(Extracted records)
■ ■ ■

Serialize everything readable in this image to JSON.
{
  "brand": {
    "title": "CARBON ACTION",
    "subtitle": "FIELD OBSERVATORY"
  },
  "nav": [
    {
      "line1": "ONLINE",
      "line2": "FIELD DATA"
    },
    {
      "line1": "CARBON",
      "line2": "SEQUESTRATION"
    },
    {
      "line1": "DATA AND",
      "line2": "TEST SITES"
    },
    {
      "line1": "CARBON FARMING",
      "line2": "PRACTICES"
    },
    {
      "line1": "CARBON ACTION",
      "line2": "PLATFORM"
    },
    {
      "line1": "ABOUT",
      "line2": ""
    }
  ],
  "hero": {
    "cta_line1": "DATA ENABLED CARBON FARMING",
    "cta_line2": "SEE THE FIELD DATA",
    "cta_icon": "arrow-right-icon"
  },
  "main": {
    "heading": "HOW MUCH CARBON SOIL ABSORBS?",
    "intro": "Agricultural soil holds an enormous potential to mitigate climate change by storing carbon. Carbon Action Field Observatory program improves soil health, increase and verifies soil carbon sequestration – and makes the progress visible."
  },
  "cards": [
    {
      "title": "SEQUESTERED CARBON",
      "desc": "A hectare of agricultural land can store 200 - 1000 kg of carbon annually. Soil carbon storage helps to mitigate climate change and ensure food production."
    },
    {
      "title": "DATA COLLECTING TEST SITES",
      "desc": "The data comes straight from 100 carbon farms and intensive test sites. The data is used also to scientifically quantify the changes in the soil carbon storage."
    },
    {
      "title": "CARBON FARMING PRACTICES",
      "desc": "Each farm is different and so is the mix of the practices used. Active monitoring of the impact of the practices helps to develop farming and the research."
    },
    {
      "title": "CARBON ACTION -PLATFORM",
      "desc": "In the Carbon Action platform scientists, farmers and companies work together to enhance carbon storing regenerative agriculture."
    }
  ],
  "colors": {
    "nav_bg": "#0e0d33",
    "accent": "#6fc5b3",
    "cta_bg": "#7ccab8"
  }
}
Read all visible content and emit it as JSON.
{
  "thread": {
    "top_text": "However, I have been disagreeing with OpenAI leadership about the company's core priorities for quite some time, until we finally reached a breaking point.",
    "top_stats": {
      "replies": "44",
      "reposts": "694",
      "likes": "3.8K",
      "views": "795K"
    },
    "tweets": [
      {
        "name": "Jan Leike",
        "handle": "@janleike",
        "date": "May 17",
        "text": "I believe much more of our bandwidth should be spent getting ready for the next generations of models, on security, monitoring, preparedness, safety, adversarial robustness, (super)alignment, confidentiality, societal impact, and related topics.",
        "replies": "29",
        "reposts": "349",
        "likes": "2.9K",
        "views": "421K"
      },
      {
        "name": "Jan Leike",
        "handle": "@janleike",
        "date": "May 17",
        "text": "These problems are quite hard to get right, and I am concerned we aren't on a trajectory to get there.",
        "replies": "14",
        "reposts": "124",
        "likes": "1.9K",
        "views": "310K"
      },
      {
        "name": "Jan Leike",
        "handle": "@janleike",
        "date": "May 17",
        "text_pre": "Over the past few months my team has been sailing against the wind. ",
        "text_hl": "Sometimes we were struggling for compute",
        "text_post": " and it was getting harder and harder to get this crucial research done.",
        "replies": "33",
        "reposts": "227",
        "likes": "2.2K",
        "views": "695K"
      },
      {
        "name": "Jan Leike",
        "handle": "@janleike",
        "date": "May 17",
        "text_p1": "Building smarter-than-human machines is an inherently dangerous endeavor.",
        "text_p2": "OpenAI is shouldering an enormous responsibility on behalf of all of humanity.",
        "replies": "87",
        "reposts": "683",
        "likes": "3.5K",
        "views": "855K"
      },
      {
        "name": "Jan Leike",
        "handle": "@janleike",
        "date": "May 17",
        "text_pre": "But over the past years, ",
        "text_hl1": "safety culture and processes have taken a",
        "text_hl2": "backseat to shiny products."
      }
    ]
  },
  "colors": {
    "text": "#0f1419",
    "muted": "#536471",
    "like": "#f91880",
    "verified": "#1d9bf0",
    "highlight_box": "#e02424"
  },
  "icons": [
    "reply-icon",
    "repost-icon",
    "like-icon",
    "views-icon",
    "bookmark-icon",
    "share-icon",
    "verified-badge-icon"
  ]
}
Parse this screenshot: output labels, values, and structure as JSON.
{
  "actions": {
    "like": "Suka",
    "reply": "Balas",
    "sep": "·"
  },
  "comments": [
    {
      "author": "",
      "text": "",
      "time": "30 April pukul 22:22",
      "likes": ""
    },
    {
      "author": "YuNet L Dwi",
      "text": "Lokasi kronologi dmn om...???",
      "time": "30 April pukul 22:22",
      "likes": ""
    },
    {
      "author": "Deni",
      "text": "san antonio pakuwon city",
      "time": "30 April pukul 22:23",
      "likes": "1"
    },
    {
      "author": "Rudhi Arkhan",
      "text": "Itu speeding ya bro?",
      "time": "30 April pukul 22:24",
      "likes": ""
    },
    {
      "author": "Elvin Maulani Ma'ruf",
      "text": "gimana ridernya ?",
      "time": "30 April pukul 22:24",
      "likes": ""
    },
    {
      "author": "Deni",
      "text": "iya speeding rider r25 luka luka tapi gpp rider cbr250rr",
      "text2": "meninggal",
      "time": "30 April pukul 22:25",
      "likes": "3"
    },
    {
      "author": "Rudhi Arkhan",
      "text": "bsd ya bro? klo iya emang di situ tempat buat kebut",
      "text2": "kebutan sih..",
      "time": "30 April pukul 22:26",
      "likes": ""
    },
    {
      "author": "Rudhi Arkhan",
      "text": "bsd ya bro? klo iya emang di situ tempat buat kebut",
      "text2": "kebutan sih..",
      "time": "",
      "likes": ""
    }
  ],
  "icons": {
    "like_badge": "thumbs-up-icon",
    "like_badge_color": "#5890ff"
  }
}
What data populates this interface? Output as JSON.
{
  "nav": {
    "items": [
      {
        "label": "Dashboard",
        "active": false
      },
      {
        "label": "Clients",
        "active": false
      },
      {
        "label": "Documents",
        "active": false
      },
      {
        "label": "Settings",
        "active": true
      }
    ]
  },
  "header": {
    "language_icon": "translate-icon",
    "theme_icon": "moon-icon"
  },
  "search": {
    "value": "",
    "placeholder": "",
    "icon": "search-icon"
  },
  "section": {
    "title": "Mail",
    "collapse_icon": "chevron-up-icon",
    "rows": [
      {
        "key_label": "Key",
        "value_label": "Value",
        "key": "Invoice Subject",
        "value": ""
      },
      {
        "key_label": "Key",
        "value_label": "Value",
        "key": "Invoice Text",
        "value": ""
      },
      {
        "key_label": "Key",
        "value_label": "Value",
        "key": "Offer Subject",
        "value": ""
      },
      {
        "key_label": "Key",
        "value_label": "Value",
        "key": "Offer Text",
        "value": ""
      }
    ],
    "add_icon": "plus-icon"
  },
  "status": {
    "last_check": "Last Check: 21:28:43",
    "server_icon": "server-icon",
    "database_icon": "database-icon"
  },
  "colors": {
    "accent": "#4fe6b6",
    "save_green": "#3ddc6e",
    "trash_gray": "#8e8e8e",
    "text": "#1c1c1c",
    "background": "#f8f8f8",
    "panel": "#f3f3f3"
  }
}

■ ■ ■

(Requirement) Quote the data above in full, changing nothing.

(Solution to the problem)
Serialize everything readable in this image to JSON.
{
  "brand": {
    "title": "CARBON ACTION",
    "subtitle": "FIELD OBSERVATORY"
  },
  "nav": [
    {
      "line1": "ONLINE",
      "line2": "FIELD DATA"
    },
    {
      "line1": "CARBON",
      "line2": "SEQUESTRATION"
    },
    {
      "line1": "DATA AND",
      "line2": "TEST SITES"
    },
    {
      "line1": "CARBON FARMING",
      "line2": "PRACTICES"
    },
    {
      "line1": "CARBON ACTION",
      "line2": "PLATFORM"
    },
    {
      "line1": "ABOUT",
      "line2": ""
    }
  ],
  "hero": {
    "cta_line1": "DATA ENABLED CARBON FARMING",
    "cta_line2": "SEE THE FIELD DATA",
    "cta_icon": "arrow-right-icon"
  },
  "main": {
    "heading": "HOW MUCH CARBON SOIL ABSORBS?",
    "intro": "Agricultural soil holds an enormous potential to mitigate climate change by storing carbon. Carbon Action Field Observatory program improves soil health, increase and verifies soil carbon sequestration – and makes the progress visible."
  },
  "cards": [
    {
      "title": "SEQUESTERED CARBON",
      "desc": "A hectare of agricultural land can store 200 - 1000 kg of carbon annually. Soil carbon storage helps to mitigate climate change and ensure food production."
    },
    {
      "title": "DATA COLLECTING TEST SITES",
      "desc": "The data comes straight from 100 carbon farms and intensive test sites. The data is used also to scientifically quantify the changes in the soil carbon storage."
    },
    {
      "title": "CARBON FARMING PRACTICES",
      "desc": "Each farm is different and so is the mix of the practices used. Active monitoring of the impact of the practices helps to develop farming and the research."
    },
    {
      "title": "CARBON ACTION -PLATFORM",
      "desc": "In the Carbon Action platform scientists, farmers and companies work together to enhance carbon storing regenerative agriculture."
    }
  ],
  "colors": {
    "nav_bg": "#0e0d33",
    "accent": "#6fc5b3",
    "cta_bg": "#7ccab8"
  }
}
Read all visible content and emit it as JSON.
{
  "thread": {
    "top_text": "However, I have been disagreeing with OpenAI leadership about the company's core priorities for quite some time, until we finally reached a breaking point.",
    "top_stats": {
      "replies": "44",
      "reposts": "694",
      "likes": "3.8K",
      "views": "795K"
    },
    "tweets": [
      {
        "name": "Jan Leike",
        "handle": "@janleike",
        "date": "May 17",
        "text": "I believe much more of our bandwidth should be spent getting ready for the next generations of models, on security, monitoring, preparedness, safety, adversarial robustness, (super)alignment, confidentiality, societal impact, and related topics.",
        "replies": "29",
        "reposts": "349",
        "likes": "2.9K",
        "views": "421K"
      },
      {
        "name": "Jan Leike",
        "handle": "@janleike",
        "date": "May 17",
        "text": "These problems are quite hard to get right, and I am concerned we aren't on a trajectory to get there.",
        "replies": "14",
        "reposts": "124",
        "likes": "1.9K",
        "views": "310K"
      },
      {
        "name": "Jan Leike",
        "handle": "@janleike",
        "date": "May 17",
        "text_pre": "Over the past few months my team has been sailing against the wind. ",
        "text_hl": "Sometimes we were struggling for compute",
        "text_post": " and it was getting harder and harder to get this crucial research done.",
        "replies": "33",
        "reposts": "227",
        "likes": "2.2K",
        "views": "695K"
      },
      {
        "name": "Jan Leike",
        "handle": "@janleike",
        "date": "May 17",
        "text_p1": "Building smarter-than-human machines is an inherently dangerous endeavor.",
        "text_p2": "OpenAI is shouldering an enormous responsibility on behalf of all of humanity.",
        "replies": "87",
        "reposts": "683",
        "likes": "3.5K",
        "views": "855K"
      },
      {
        "name": "Jan Leike",
        "handle": "@janleike",
        "date": "May 17",
        "text_pre": "But over the past years, ",
        "text_hl1": "safety culture and processes have taken a",
        "text_hl2": "backseat to shiny products."
      }
    ]
  },
  "colors": {
    "text": "#0f1419",
    "muted": "#536471",
    "like": "#f91880",
    "verified": "#1d9bf0",
    "highlight_box": "#e02424"
  },
  "icons": [
    "reply-icon",
    "repost-icon",
    "like-icon",
    "views-icon",
    "bookmark-icon",
    "share-icon",
    "verified-badge-icon"
  ]
}
Parse this screenshot: output labels, values, and structure as JSON.
{
  "actions": {
    "like": "Suka",
    "reply": "Balas",
    "sep": "·"
  },
  "comments": [
    {
      "author": "",
      "text": "",
      "time": "30 April pukul 22:22",
      "likes": ""
    },
    {
      "author": "YuNet L Dwi",
      "text": "Lokasi kronologi dmn om...???",
      "time": "30 April pukul 22:22",
      "likes": ""
    },
    {
      "author": "Deni",
      "text": "san antonio pakuwon city",
      "time": "30 April pukul 22:23",
      "likes": "1"
    },
    {
      "author": "Rudhi Arkhan",
      "text": "Itu speeding ya bro?",
      "time": "30 April pukul 22:24",
      "likes": ""
    },
    {
      "author": "Elvin Maulani Ma'ruf",
      "text": "gimana ridernya ?",
      "time": "30 April pukul 22:24",
      "likes": ""
    },
    {
      "author": "Deni",
      "text": "iya speeding rider r25 luka luka tapi gpp rider cbr250rr",
      "text2": "meninggal",
      "time": "30 April pukul 22:25",
      "likes": "3"
    },
    {
      "author": "Rudhi Arkhan",
      "text": "bsd ya bro? klo iya emang di situ tempat buat kebut",
      "text2": "kebutan sih..",
      "time": "30 April pukul 22:26",
      "likes": ""
    },
    {
      "author": "Rudhi Arkhan",
      "text": "bsd ya bro? klo iya emang di situ tempat buat kebut",
      "text2": "kebutan sih..",
      "time": "",
      "likes": ""
    }
  ],
  "icons": {
    "like_badge": "thumbs-up-icon",
    "like_badge_color": "#5890ff"
  }
}
What data populates this interface? Output as JSON.
{
  "nav": {
    "items": [
      {
        "label": "Dashboard",
        "active": false
      },
      {
        "label": "Clients",
        "active": false
      },
      {
        "label": "Documents",
        "active": false
      },
      {
        "label": "Settings",
        "active": true
      }
    ]
  },
  "header": {
    "language_icon": "translate-icon",
    "theme_icon": "moon-icon"
  },
  "search": {
    "value": "",
    "placeholder": "",
    "icon": "search-icon"
  },
  "section": {
    "title": "Mail",
    "collapse_icon": "chevron-up-icon",
    "rows": [
      {
        "key_label": "Key",
        "value_label": "Value",
        "key": "Invoice Subject",
        "value": ""
      },
      {
        "key_label": "Key",
        "value_label": "Value",
        "key": "Invoice Text",
        "value": ""
      },
      {
        "key_label": "Key",
        "value_label": "Value",
        "key": "Offer Subject",
        "value": ""
      },
      {
        "key_label": "Key",
        "value_label": "Value",
        "key": "Offer Text",
        "value": ""
      }
    ],
    "add_icon": "plus-icon"
  },
  "status": {
    "last_check": "Last Check: 21:28:43",
    "server_icon": "server-icon",
    "database_icon": "database-icon"
  },
  "colors": {
    "accent": "#4fe6b6",
    "save_green": "#3ddc6e",
    "trash_gray": "#8e8e8e",
    "text": "#1c1c1c",
    "background": "#f8f8f8",
    "panel": "#f3f3f3"
  }
}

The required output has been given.